■ **Written exercise**
Set each record down exactly, excluding all images.

■ **Given information**

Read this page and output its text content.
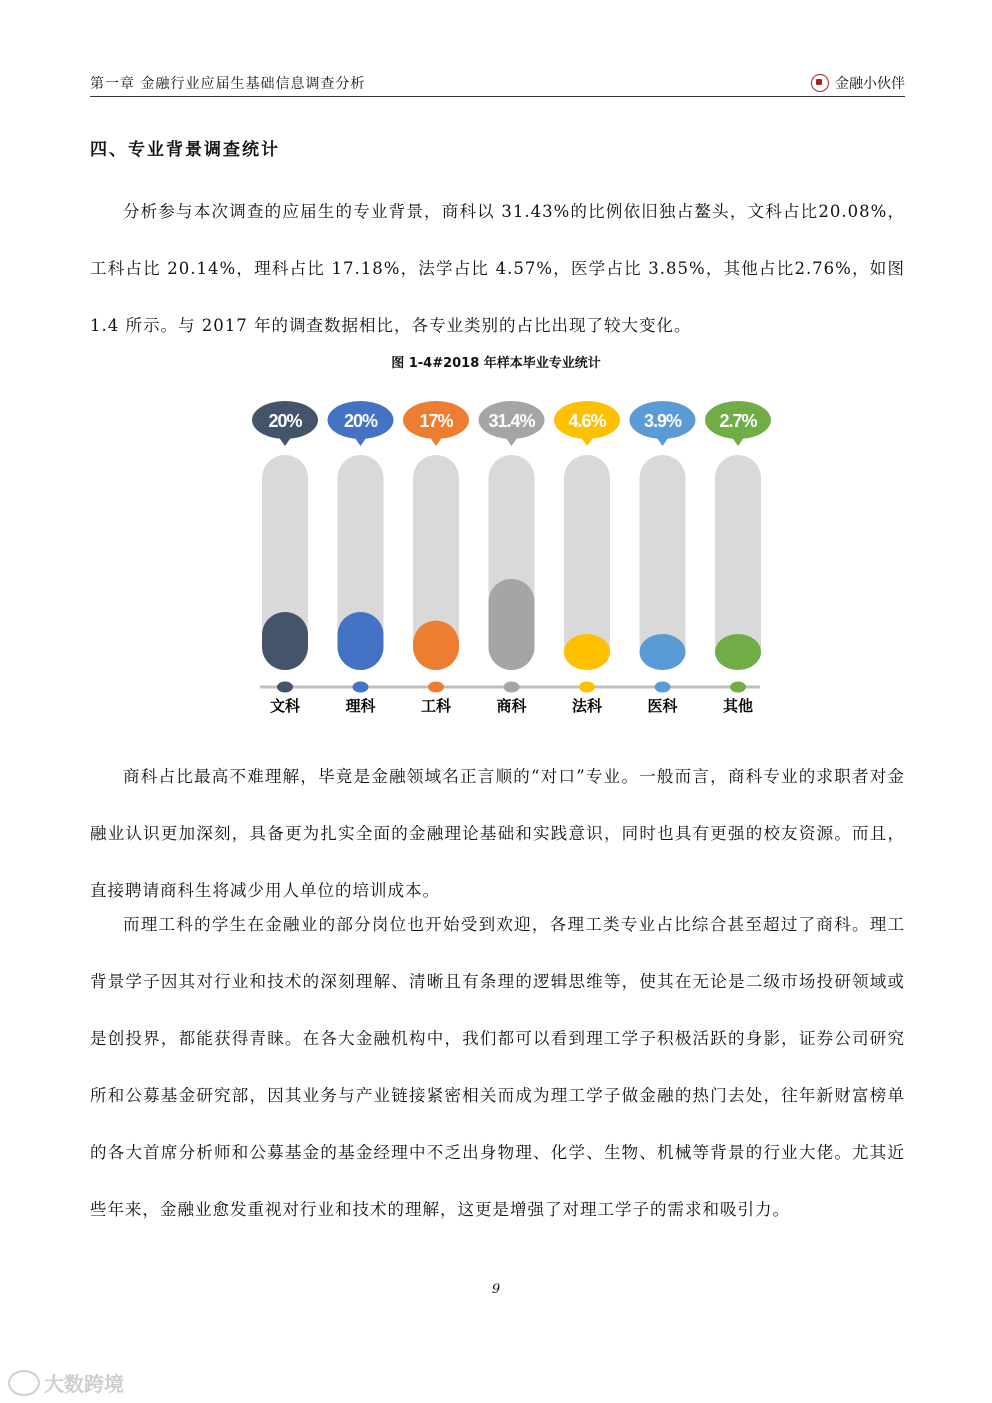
第一章 金融行业应届生基础信息调查分析	金融小伙伴
四、专业背景调查统计

分析参与本次调查的应届生的专业背景，商科以 31.43%的比例依旧独占鳌头，文科占比20.08%，工科占比 20.14%，理科占比 17.18%，法学占比 4.57%，医学占比 3.85%，其他占比2.76%，如图 1.4 所示。与 2017 年的调查数据相比，各专业类别的占比出现了较大变化。

图 1-4#2018 年样本毕业专业统计
20%
文科
20%
理科
17%
工科
31.4%
商科
4.6%
法科
3.9%
医科
2.7%
其他

商科占比最高不难理解，毕竟是金融领域名正言顺的“对口”专业。一般而言，商科专业的求职者对金融业认识更加深刻，具备更为扎实全面的金融理论基础和实践意识，同时也具有更强的校友资源。而且，直接聘请商科生将减少用人单位的培训成本。

而理工科的学生在金融业的部分岗位也开始受到欢迎，各理工类专业占比综合甚至超过了商科。理工背景学子因其对行业和技术的深刻理解、清晰且有条理的逻辑思维等，使其在无论是二级市场投研领域或是创投界，都能获得青睐。在各大金融机构中，我们都可以看到理工学子积极活跃的身影，证券公司研究所和公募基金研究部，因其业务与产业链接紧密相关而成为理工学子做金融的热门去处，往年新财富榜单的各大首席分析师和公募基金的基金经理中不乏出身物理、化学、生物、机械等背景的行业大佬。尤其近些年来，金融业愈发重视对行业和技术的理解，这更是增强了对理工学子的需求和吸引力。

9
大数跨境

■ **Result of the exercise**
Read this page and output its text content.
第一章 金融行业应届生基础信息调查分析	金融小伙伴
四、专业背景调查统计

分析参与本次调查的应届生的专业背景，商科以 31.43%的比例依旧独占鳌头，文科占比20.08%，工科占比 20.14%，理科占比 17.18%，法学占比 4.57%，医学占比 3.85%，其他占比2.76%，如图 1.4 所示。与 2017 年的调查数据相比，各专业类别的占比出现了较大变化。

图 1-4#2018 年样本毕业专业统计
20%
文科
20%
理科
17%
工科
31.4%
商科
4.6%
法科
3.9%
医科
2.7%
其他

商科占比最高不难理解，毕竟是金融领域名正言顺的“对口”专业。一般而言，商科专业的求职者对金融业认识更加深刻，具备更为扎实全面的金融理论基础和实践意识，同时也具有更强的校友资源。而且，直接聘请商科生将减少用人单位的培训成本。

而理工科的学生在金融业的部分岗位也开始受到欢迎，各理工类专业占比综合甚至超过了商科。理工背景学子因其对行业和技术的深刻理解、清晰且有条理的逻辑思维等，使其在无论是二级市场投研领域或是创投界，都能获得青睐。在各大金融机构中，我们都可以看到理工学子积极活跃的身影，证券公司研究所和公募基金研究部，因其业务与产业链接紧密相关而成为理工学子做金融的热门去处，往年新财富榜单的各大首席分析师和公募基金的基金经理中不乏出身物理、化学、生物、机械等背景的行业大佬。尤其近些年来，金融业愈发重视对行业和技术的理解，这更是增强了对理工学子的需求和吸引力。

9
大数跨境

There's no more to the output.